| Exercise |
Answer with nothing except the number of lines that contain the word "title".

| Supplied material |
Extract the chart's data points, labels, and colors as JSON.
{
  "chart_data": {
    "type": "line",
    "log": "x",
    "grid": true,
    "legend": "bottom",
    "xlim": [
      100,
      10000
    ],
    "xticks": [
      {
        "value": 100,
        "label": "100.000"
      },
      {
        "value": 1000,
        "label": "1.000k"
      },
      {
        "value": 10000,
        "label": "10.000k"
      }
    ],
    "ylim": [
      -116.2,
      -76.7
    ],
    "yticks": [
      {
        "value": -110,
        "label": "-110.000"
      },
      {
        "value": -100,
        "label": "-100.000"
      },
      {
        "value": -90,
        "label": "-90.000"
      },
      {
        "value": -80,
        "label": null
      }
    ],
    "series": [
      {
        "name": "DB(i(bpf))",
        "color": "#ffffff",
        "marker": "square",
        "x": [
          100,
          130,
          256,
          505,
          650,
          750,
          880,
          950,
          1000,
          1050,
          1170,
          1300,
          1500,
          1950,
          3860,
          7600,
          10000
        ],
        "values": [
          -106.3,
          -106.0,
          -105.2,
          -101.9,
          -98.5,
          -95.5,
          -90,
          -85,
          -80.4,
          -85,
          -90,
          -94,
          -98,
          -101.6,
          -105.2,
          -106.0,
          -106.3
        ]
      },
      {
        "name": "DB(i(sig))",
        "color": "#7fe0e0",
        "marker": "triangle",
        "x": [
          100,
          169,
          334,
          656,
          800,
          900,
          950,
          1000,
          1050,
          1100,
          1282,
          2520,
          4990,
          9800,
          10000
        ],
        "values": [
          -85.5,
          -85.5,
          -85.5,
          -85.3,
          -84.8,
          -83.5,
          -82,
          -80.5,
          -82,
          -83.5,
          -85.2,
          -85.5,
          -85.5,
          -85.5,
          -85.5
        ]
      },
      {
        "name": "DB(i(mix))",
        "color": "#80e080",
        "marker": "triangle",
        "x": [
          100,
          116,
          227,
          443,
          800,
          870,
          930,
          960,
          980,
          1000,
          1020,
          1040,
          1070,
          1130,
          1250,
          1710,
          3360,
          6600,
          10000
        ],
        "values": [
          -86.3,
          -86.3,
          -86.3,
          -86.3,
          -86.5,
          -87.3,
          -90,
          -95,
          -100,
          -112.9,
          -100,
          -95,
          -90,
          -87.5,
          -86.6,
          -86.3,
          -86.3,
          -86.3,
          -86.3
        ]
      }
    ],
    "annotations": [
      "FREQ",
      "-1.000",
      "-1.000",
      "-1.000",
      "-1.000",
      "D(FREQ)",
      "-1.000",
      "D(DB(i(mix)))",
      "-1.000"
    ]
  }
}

--

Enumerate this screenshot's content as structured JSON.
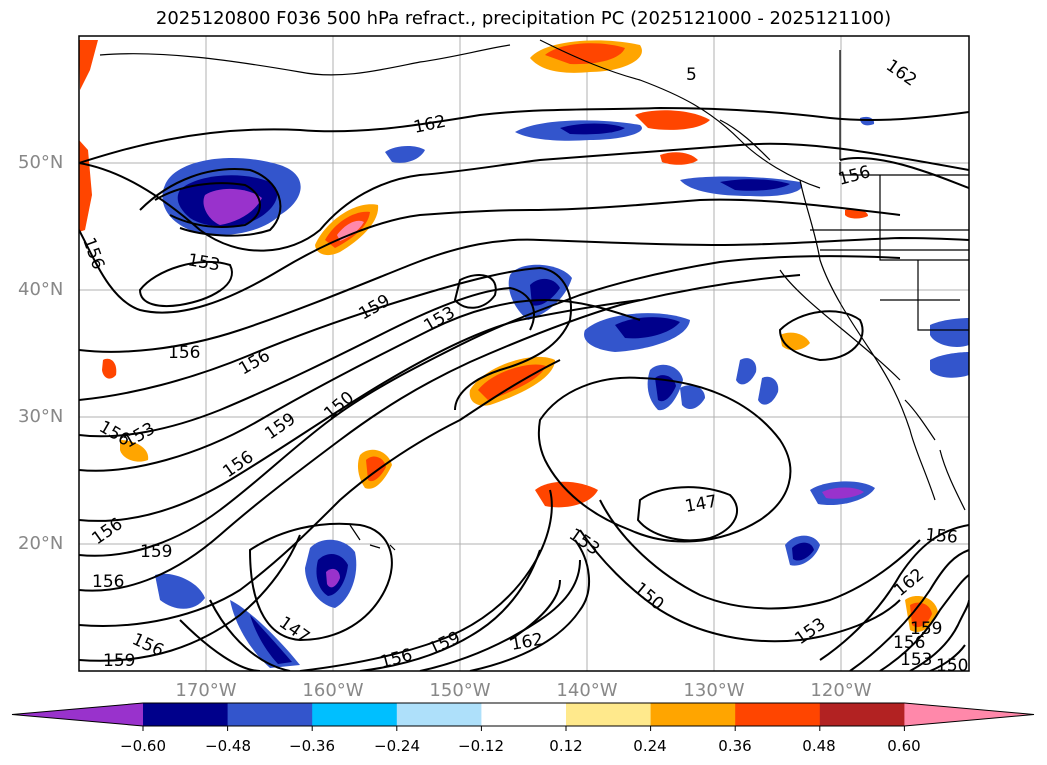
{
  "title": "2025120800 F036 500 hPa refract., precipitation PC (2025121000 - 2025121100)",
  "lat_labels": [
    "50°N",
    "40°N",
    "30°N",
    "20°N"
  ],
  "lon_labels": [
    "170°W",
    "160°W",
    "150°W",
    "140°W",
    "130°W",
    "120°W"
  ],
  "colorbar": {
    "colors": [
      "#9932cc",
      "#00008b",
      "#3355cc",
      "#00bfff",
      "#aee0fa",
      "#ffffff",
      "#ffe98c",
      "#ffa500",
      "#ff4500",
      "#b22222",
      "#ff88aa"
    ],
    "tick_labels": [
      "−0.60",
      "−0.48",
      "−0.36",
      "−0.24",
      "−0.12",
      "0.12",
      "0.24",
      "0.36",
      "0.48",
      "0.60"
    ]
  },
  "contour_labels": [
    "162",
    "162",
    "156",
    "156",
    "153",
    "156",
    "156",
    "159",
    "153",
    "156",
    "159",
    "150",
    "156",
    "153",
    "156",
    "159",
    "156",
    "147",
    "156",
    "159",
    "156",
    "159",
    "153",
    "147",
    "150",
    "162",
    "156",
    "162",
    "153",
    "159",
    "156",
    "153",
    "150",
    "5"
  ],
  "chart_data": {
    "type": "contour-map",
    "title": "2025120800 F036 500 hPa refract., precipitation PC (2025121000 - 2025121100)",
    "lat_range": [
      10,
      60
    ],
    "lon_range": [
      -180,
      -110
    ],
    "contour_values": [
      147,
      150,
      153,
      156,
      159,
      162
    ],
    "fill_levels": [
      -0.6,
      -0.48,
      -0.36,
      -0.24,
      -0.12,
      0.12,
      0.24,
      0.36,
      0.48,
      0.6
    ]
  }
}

| Task result |
2